**PROBLEM:**
Your task is to copy the material exactly.

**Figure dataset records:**
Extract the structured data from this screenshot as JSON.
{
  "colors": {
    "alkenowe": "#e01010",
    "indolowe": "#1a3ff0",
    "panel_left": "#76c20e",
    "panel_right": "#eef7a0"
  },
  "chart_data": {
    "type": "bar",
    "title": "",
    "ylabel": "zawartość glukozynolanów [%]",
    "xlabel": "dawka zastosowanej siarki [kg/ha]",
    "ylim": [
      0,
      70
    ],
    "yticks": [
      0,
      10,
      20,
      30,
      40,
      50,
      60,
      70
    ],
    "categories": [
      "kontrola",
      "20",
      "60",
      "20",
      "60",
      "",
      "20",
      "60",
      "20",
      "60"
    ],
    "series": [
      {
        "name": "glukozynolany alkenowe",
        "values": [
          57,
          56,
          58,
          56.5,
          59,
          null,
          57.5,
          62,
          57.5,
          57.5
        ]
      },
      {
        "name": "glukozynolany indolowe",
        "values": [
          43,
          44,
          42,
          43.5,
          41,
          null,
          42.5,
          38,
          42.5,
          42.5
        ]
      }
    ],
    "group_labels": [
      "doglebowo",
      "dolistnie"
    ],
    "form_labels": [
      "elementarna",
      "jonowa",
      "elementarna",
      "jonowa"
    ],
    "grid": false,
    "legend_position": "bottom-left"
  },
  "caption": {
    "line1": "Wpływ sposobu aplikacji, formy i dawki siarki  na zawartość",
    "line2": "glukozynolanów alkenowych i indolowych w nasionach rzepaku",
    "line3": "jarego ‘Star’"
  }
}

**EXERCISE OUTPUT:**
Extract the structured data from this screenshot as JSON.
{
  "colors": {
    "alkenowe": "#e01010",
    "indolowe": "#1a3ff0",
    "panel_left": "#76c20e",
    "panel_right": "#eef7a0"
  },
  "chart_data": {
    "type": "bar",
    "title": "",
    "ylabel": "zawartość glukozynolanów [%]",
    "xlabel": "dawka zastosowanej siarki [kg/ha]",
    "ylim": [
      0,
      70
    ],
    "yticks": [
      0,
      10,
      20,
      30,
      40,
      50,
      60,
      70
    ],
    "categories": [
      "kontrola",
      "20",
      "60",
      "20",
      "60",
      "",
      "20",
      "60",
      "20",
      "60"
    ],
    "series": [
      {
        "name": "glukozynolany alkenowe",
        "values": [
          57,
          56,
          58,
          56.5,
          59,
          null,
          57.5,
          62,
          57.5,
          57.5
        ]
      },
      {
        "name": "glukozynolany indolowe",
        "values": [
          43,
          44,
          42,
          43.5,
          41,
          null,
          42.5,
          38,
          42.5,
          42.5
        ]
      }
    ],
    "group_labels": [
      "doglebowo",
      "dolistnie"
    ],
    "form_labels": [
      "elementarna",
      "jonowa",
      "elementarna",
      "jonowa"
    ],
    "grid": false,
    "legend_position": "bottom-left"
  },
  "caption": {
    "line1": "Wpływ sposobu aplikacji, formy i dawki siarki  na zawartość",
    "line2": "glukozynolanów alkenowych i indolowych w nasionach rzepaku",
    "line3": "jarego ‘Star’"
  }
}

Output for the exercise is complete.